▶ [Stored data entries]
□ □ □ □

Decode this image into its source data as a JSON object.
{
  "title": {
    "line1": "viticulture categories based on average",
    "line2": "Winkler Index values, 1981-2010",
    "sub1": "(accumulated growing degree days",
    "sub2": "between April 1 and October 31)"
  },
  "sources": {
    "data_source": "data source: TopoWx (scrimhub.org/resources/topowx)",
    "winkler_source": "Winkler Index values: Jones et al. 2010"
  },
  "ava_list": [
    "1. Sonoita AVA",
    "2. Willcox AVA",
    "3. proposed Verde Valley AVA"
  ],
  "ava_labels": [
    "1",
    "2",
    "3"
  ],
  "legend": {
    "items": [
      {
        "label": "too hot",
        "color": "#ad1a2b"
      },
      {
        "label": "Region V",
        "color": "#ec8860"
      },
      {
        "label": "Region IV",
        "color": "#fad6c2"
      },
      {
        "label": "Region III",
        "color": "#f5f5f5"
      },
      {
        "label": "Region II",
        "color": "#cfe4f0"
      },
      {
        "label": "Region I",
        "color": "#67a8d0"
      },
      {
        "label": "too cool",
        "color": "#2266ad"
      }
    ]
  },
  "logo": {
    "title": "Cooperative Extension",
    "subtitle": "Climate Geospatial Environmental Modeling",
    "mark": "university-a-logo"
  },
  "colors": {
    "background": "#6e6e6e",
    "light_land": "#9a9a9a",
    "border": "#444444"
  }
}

□ □ □ □

▶ [Task instructions] Copy each line in the data that holds the word "Region".

▶ [Expected answer]
        "label": "Region V",
        "label": "Region IV",
        "label": "Region III",
        "label": "Region II",
        "label": "Region I",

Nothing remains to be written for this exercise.